● Stated goal
Provide the number of lines where the word "dried" occurs, and no other text.

▼▼▼

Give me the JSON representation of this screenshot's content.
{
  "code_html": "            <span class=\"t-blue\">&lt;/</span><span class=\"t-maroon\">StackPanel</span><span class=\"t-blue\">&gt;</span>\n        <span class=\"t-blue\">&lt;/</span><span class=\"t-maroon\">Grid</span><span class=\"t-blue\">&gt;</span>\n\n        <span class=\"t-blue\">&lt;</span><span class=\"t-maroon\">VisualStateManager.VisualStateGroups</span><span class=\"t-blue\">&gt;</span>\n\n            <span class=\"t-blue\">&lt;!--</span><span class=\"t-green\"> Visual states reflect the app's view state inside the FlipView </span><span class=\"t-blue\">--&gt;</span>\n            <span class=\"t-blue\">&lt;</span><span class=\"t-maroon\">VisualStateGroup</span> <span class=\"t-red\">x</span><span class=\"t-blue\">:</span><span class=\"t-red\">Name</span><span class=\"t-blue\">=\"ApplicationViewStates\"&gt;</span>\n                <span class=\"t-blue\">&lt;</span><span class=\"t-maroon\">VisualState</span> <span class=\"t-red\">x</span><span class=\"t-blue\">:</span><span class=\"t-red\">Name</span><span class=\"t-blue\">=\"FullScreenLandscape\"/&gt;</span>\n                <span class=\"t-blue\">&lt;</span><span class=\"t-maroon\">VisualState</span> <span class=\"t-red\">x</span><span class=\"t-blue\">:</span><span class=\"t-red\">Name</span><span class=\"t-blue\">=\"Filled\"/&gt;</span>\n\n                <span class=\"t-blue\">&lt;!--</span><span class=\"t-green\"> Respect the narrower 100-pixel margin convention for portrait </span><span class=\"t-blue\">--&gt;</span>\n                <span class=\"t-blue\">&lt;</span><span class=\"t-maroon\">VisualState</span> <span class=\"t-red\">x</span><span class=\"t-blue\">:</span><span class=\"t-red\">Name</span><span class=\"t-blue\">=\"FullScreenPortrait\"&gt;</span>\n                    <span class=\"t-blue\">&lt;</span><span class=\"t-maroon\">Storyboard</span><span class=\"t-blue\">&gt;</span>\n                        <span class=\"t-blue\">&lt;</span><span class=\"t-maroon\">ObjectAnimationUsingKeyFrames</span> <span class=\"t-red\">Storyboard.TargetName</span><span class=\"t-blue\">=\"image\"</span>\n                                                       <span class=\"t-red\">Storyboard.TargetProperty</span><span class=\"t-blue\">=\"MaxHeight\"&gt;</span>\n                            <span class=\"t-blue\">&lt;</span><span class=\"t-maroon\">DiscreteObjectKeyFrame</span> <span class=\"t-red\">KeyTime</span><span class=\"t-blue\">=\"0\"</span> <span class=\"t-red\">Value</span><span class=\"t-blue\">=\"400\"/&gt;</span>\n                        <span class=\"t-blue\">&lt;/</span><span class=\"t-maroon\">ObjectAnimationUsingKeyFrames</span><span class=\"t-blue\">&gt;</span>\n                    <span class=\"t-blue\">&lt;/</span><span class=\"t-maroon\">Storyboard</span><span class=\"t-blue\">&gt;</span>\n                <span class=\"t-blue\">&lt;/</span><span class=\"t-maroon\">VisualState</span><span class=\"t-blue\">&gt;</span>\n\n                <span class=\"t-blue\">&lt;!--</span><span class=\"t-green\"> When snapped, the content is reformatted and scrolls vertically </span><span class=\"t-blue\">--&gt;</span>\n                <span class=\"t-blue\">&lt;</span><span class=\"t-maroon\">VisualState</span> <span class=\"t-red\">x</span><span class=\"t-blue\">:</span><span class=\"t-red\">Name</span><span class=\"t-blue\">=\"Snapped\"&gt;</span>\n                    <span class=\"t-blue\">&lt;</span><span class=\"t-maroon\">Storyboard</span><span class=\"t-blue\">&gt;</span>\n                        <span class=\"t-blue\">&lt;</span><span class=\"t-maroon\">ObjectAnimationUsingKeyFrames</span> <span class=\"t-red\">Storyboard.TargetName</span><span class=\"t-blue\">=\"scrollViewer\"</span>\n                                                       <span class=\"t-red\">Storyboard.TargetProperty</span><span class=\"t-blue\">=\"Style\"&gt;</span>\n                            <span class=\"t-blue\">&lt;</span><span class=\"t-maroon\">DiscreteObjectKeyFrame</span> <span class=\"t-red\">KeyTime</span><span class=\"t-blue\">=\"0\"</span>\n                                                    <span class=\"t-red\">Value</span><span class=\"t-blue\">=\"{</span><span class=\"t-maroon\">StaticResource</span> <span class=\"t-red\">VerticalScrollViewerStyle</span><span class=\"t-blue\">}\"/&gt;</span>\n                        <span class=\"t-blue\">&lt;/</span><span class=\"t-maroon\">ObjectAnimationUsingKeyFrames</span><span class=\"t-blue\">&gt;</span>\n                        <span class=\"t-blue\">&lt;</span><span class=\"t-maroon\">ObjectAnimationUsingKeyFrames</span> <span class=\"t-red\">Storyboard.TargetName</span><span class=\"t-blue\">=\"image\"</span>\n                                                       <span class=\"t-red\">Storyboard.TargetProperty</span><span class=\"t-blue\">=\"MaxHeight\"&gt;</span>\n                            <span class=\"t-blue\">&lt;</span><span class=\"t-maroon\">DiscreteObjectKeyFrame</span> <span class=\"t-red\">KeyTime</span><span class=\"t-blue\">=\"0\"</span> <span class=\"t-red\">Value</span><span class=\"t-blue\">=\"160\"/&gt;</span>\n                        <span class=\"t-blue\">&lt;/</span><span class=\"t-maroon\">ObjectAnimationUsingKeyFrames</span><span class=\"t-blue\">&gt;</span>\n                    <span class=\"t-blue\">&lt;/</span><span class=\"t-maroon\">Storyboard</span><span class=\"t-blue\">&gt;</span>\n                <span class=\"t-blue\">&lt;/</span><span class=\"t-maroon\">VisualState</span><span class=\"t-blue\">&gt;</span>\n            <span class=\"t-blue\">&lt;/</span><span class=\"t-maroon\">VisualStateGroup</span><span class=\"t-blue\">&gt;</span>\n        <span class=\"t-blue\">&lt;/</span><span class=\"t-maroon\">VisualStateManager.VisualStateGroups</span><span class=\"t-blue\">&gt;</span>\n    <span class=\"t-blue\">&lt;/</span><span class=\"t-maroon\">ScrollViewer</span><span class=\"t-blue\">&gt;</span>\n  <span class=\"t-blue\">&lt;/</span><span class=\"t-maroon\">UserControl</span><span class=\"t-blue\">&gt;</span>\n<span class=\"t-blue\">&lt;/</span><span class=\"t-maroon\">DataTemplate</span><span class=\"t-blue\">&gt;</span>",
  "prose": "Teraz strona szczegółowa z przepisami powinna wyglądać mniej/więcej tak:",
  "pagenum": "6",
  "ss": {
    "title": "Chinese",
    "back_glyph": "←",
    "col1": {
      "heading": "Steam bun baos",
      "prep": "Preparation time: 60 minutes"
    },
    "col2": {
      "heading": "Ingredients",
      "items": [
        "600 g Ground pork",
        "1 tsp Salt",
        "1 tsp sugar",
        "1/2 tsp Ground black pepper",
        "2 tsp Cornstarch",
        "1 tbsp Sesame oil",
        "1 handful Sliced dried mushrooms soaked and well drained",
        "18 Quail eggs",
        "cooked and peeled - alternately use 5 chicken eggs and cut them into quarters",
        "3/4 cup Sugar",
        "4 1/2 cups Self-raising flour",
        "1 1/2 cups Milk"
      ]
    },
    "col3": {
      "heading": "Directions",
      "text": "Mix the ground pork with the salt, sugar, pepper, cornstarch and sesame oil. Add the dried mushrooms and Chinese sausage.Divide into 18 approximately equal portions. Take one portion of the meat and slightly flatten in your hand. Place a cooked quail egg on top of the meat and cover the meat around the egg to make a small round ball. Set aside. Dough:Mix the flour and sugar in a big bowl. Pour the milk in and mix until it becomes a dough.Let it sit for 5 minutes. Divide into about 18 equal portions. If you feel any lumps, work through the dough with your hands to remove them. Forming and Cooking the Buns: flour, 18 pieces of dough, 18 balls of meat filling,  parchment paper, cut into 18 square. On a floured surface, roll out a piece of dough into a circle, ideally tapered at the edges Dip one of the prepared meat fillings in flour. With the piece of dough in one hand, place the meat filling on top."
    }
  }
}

▲▲▲

● Answer to this problem
2